* **DATA PROVIDED**
%%
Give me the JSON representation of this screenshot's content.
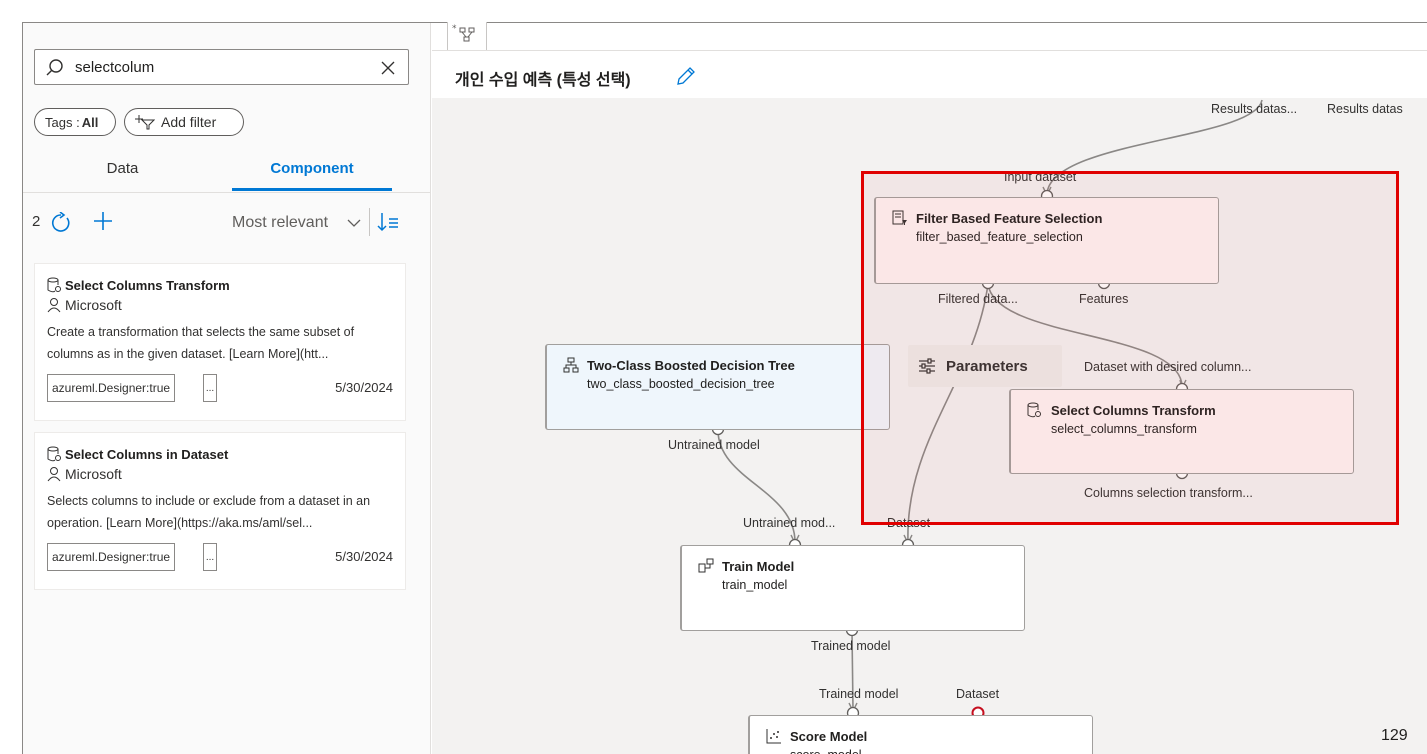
{
  "search": {
    "value": "selectcolum"
  },
  "filters": {
    "tags_label": "Tags : ",
    "tags_value": "All",
    "add_filter_label": "Add filter"
  },
  "tabs": [
    {
      "label": "Data"
    },
    {
      "label": "Component"
    }
  ],
  "results": {
    "count": "2",
    "sort_label": "Most relevant"
  },
  "cards": [
    {
      "title": "Select Columns Transform",
      "author": "Microsoft",
      "description": "Create a transformation that selects the same subset of columns as in the given dataset. [Learn More](htt...",
      "tag": "azureml.Designer:true",
      "more": "...",
      "date": "5/30/2024"
    },
    {
      "title": "Select Columns in Dataset",
      "author": "Microsoft",
      "description": "Selects columns to include or exclude from a dataset in an operation. [Learn More](https://aka.ms/aml/sel...",
      "tag": "azureml.Designer:true",
      "more": "...",
      "date": "5/30/2024"
    }
  ],
  "pipeline": {
    "title": "개인 수입 예측 (특성 선택)",
    "parameters_label": "Parameters",
    "nodes": {
      "filter": {
        "title": "Filter Based Feature Selection",
        "subtitle": "filter_based_feature_selection"
      },
      "boosted": {
        "title": "Two-Class Boosted Decision Tree",
        "subtitle": "two_class_boosted_decision_tree"
      },
      "select": {
        "title": "Select Columns Transform",
        "subtitle": "select_columns_transform"
      },
      "train": {
        "title": "Train Model",
        "subtitle": "train_model"
      },
      "score": {
        "title": "Score Model",
        "subtitle": "score_model"
      }
    },
    "ports": {
      "results_1": "Results datas...",
      "results_2": "Results datas",
      "input_dataset": "Input dataset",
      "filtered_data": "Filtered data...",
      "features": "Features",
      "dataset_with_desired": "Dataset with desired column...",
      "columns_selection": "Columns selection transform...",
      "untrained_model": "Untrained model",
      "untrained_mod": "Untrained mod...",
      "dataset_train": "Dataset",
      "trained_model_out": "Trained model",
      "trained_model_in": "Trained model",
      "dataset_score": "Dataset"
    }
  },
  "page_number": "129",
  "colors": {
    "accent": "#0078d4",
    "highlight": "#e00000",
    "error_port": "#c50f1f"
  }
}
%%
Working from the lines above, reproduce the material exactly and exclude its pictures.

Give me the JSON representation of this screenshot's content.
{
  "search": {
    "value": "selectcolum"
  },
  "filters": {
    "tags_label": "Tags : ",
    "tags_value": "All",
    "add_filter_label": "Add filter"
  },
  "tabs": [
    {
      "label": "Data"
    },
    {
      "label": "Component"
    }
  ],
  "results": {
    "count": "2",
    "sort_label": "Most relevant"
  },
  "cards": [
    {
      "title": "Select Columns Transform",
      "author": "Microsoft",
      "description": "Create a transformation that selects the same subset of columns as in the given dataset. [Learn More](htt...",
      "tag": "azureml.Designer:true",
      "more": "...",
      "date": "5/30/2024"
    },
    {
      "title": "Select Columns in Dataset",
      "author": "Microsoft",
      "description": "Selects columns to include or exclude from a dataset in an operation. [Learn More](https://aka.ms/aml/sel...",
      "tag": "azureml.Designer:true",
      "more": "...",
      "date": "5/30/2024"
    }
  ],
  "pipeline": {
    "title": "개인 수입 예측 (특성 선택)",
    "parameters_label": "Parameters",
    "nodes": {
      "filter": {
        "title": "Filter Based Feature Selection",
        "subtitle": "filter_based_feature_selection"
      },
      "boosted": {
        "title": "Two-Class Boosted Decision Tree",
        "subtitle": "two_class_boosted_decision_tree"
      },
      "select": {
        "title": "Select Columns Transform",
        "subtitle": "select_columns_transform"
      },
      "train": {
        "title": "Train Model",
        "subtitle": "train_model"
      },
      "score": {
        "title": "Score Model",
        "subtitle": "score_model"
      }
    },
    "ports": {
      "results_1": "Results datas...",
      "results_2": "Results datas",
      "input_dataset": "Input dataset",
      "filtered_data": "Filtered data...",
      "features": "Features",
      "dataset_with_desired": "Dataset with desired column...",
      "columns_selection": "Columns selection transform...",
      "untrained_model": "Untrained model",
      "untrained_mod": "Untrained mod...",
      "dataset_train": "Dataset",
      "trained_model_out": "Trained model",
      "trained_model_in": "Trained model",
      "dataset_score": "Dataset"
    }
  },
  "page_number": "129",
  "colors": {
    "accent": "#0078d4",
    "highlight": "#e00000",
    "error_port": "#c50f1f"
  }
}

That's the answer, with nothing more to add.